| What is being asked |
Print the data that follows exactly.

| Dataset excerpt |

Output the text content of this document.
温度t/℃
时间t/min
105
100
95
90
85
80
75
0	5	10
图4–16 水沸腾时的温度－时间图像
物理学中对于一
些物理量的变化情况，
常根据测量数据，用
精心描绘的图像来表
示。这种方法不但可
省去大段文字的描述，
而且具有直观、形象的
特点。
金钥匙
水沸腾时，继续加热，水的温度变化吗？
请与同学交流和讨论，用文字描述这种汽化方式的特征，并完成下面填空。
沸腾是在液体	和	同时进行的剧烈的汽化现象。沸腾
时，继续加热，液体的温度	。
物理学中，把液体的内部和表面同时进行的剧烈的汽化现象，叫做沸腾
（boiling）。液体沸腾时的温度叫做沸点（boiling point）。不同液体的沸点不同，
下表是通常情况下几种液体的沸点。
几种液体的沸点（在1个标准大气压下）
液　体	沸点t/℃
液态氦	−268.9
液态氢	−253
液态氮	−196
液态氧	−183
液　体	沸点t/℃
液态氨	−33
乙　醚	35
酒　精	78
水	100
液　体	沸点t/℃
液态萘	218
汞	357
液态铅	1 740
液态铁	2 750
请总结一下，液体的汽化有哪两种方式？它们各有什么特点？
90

| The result |
Output the text content of this document.
温度t/℃
时间t/min
105
100
95
90
85
80
75
0	5	10
图4–16 水沸腾时的温度－时间图像
物理学中对于一
些物理量的变化情况，
常根据测量数据，用
精心描绘的图像来表
示。这种方法不但可
省去大段文字的描述，
而且具有直观、形象的
特点。
金钥匙
水沸腾时，继续加热，水的温度变化吗？
请与同学交流和讨论，用文字描述这种汽化方式的特征，并完成下面填空。
沸腾是在液体	和	同时进行的剧烈的汽化现象。沸腾
时，继续加热，液体的温度	。
物理学中，把液体的内部和表面同时进行的剧烈的汽化现象，叫做沸腾
（boiling）。液体沸腾时的温度叫做沸点（boiling point）。不同液体的沸点不同，
下表是通常情况下几种液体的沸点。
几种液体的沸点（在1个标准大气压下）
液　体	沸点t/℃
液态氦	−268.9
液态氢	−253
液态氮	−196
液态氧	−183
液　体	沸点t/℃
液态氨	−33
乙　醚	35
酒　精	78
水	100
液　体	沸点t/℃
液态萘	218
汞	357
液态铅	1 740
液态铁	2 750
请总结一下，液体的汽化有哪两种方式？它们各有什么特点？
90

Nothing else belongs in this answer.